* [TASK INPUTS]:
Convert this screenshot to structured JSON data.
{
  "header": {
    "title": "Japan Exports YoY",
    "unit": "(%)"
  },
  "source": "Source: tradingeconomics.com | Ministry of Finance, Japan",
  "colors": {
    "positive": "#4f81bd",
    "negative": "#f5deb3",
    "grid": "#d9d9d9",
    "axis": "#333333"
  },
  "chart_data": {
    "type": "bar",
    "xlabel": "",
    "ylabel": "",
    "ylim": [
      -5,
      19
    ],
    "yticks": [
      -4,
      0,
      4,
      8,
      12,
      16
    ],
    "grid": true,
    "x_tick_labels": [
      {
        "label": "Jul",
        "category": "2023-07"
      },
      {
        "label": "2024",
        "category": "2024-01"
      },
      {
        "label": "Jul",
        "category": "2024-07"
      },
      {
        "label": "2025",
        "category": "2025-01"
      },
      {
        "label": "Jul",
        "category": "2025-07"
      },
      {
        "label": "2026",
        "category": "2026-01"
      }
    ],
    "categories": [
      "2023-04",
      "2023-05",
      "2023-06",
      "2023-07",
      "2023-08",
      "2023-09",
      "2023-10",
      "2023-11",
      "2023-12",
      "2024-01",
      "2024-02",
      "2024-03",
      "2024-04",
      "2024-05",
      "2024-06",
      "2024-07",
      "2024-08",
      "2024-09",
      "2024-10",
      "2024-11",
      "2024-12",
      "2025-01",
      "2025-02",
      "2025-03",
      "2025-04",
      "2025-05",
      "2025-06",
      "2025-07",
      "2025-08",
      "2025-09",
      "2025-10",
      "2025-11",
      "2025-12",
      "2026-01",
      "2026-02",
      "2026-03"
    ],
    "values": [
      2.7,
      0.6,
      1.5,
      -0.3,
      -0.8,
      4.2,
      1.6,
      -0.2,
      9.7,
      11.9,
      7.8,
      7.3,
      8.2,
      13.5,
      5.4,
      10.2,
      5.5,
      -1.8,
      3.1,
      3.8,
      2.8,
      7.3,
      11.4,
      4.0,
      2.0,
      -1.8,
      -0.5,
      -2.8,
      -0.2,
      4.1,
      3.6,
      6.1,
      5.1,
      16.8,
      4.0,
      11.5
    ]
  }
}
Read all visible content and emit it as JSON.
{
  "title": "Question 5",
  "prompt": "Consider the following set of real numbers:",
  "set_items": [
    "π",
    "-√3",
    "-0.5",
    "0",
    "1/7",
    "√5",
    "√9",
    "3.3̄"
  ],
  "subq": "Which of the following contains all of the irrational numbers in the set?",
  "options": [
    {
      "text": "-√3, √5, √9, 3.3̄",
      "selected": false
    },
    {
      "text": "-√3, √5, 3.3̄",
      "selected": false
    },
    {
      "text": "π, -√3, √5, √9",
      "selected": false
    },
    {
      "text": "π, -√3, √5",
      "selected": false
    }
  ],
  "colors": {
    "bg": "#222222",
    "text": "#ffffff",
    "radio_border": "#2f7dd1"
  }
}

* [GOAL OF THE EXERCISE]: Return all of the entries exactly as they were supplied.

* [ANSWER TO THE EXERCISE]:
Convert this screenshot to structured JSON data.
{
  "header": {
    "title": "Japan Exports YoY",
    "unit": "(%)"
  },
  "source": "Source: tradingeconomics.com | Ministry of Finance, Japan",
  "colors": {
    "positive": "#4f81bd",
    "negative": "#f5deb3",
    "grid": "#d9d9d9",
    "axis": "#333333"
  },
  "chart_data": {
    "type": "bar",
    "xlabel": "",
    "ylabel": "",
    "ylim": [
      -5,
      19
    ],
    "yticks": [
      -4,
      0,
      4,
      8,
      12,
      16
    ],
    "grid": true,
    "x_tick_labels": [
      {
        "label": "Jul",
        "category": "2023-07"
      },
      {
        "label": "2024",
        "category": "2024-01"
      },
      {
        "label": "Jul",
        "category": "2024-07"
      },
      {
        "label": "2025",
        "category": "2025-01"
      },
      {
        "label": "Jul",
        "category": "2025-07"
      },
      {
        "label": "2026",
        "category": "2026-01"
      }
    ],
    "categories": [
      "2023-04",
      "2023-05",
      "2023-06",
      "2023-07",
      "2023-08",
      "2023-09",
      "2023-10",
      "2023-11",
      "2023-12",
      "2024-01",
      "2024-02",
      "2024-03",
      "2024-04",
      "2024-05",
      "2024-06",
      "2024-07",
      "2024-08",
      "2024-09",
      "2024-10",
      "2024-11",
      "2024-12",
      "2025-01",
      "2025-02",
      "2025-03",
      "2025-04",
      "2025-05",
      "2025-06",
      "2025-07",
      "2025-08",
      "2025-09",
      "2025-10",
      "2025-11",
      "2025-12",
      "2026-01",
      "2026-02",
      "2026-03"
    ],
    "values": [
      2.7,
      0.6,
      1.5,
      -0.3,
      -0.8,
      4.2,
      1.6,
      -0.2,
      9.7,
      11.9,
      7.8,
      7.3,
      8.2,
      13.5,
      5.4,
      10.2,
      5.5,
      -1.8,
      3.1,
      3.8,
      2.8,
      7.3,
      11.4,
      4.0,
      2.0,
      -1.8,
      -0.5,
      -2.8,
      -0.2,
      4.1,
      3.6,
      6.1,
      5.1,
      16.8,
      4.0,
      11.5
    ]
  }
}
Read all visible content and emit it as JSON.
{
  "title": "Question 5",
  "prompt": "Consider the following set of real numbers:",
  "set_items": [
    "π",
    "-√3",
    "-0.5",
    "0",
    "1/7",
    "√5",
    "√9",
    "3.3̄"
  ],
  "subq": "Which of the following contains all of the irrational numbers in the set?",
  "options": [
    {
      "text": "-√3, √5, √9, 3.3̄",
      "selected": false
    },
    {
      "text": "-√3, √5, 3.3̄",
      "selected": false
    },
    {
      "text": "π, -√3, √5, √9",
      "selected": false
    },
    {
      "text": "π, -√3, √5",
      "selected": false
    }
  ],
  "colors": {
    "bg": "#222222",
    "text": "#ffffff",
    "radio_border": "#2f7dd1"
  }
}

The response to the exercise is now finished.